"""

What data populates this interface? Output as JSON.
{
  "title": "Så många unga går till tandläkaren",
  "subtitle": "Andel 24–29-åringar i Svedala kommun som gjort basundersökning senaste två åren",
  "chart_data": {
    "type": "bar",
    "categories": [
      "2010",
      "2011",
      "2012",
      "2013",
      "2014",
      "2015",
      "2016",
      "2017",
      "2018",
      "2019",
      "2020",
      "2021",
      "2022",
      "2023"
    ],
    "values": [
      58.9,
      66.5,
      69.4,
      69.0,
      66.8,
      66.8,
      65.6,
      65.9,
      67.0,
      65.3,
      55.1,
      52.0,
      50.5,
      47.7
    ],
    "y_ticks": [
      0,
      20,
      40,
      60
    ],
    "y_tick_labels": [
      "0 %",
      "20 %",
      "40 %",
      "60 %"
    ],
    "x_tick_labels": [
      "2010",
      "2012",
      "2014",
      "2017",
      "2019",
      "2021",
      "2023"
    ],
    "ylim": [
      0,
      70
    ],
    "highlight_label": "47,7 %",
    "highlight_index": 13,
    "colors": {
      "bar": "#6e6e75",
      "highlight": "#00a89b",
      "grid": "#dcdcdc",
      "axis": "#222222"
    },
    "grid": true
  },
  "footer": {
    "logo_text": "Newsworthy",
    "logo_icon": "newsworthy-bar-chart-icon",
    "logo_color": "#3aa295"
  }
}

"""
"""

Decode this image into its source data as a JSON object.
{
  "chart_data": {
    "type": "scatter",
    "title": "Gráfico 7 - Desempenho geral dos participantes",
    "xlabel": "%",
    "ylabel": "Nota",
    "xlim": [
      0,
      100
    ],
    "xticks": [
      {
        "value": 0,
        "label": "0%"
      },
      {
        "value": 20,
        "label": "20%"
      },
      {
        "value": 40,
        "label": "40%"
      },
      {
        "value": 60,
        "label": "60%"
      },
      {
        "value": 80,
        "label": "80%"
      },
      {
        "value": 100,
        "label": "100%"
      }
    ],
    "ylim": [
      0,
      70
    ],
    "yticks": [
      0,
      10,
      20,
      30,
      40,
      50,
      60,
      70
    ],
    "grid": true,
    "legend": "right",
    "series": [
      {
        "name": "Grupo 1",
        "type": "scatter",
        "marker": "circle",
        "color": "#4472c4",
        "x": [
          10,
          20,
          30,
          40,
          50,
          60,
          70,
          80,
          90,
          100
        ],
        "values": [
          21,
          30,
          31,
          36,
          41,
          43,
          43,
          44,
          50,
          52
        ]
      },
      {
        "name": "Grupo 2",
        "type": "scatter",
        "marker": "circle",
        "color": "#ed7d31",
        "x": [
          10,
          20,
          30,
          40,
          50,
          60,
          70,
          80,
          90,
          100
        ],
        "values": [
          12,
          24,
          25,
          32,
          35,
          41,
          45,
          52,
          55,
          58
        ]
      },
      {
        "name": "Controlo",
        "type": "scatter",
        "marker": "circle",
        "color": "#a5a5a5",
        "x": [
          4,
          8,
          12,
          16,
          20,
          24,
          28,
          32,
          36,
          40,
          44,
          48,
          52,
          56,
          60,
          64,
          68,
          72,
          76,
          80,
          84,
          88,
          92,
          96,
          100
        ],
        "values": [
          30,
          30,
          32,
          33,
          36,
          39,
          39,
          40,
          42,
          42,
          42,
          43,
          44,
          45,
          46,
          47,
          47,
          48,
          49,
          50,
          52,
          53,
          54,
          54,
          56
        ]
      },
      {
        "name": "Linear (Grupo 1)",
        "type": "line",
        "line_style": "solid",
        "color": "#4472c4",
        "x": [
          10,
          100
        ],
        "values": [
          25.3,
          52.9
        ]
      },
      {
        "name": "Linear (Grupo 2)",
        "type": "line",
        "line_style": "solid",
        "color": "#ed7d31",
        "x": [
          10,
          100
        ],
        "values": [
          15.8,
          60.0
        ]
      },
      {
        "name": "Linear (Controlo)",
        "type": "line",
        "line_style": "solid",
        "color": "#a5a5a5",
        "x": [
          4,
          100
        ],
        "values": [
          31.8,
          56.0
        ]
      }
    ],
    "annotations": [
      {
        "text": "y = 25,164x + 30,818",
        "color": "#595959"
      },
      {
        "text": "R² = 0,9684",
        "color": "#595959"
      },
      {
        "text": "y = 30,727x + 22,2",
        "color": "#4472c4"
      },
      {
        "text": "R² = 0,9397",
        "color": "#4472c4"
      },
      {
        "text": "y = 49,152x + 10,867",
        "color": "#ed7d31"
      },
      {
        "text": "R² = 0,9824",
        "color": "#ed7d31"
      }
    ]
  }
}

"""

■ **TO DO**:
Where a line in the entries holds the word "this", copy that line.

■ **EXERCISE ANSWER**:
What data populates this interface? Output as JSON.
Decode this image into its source data as a JSON object.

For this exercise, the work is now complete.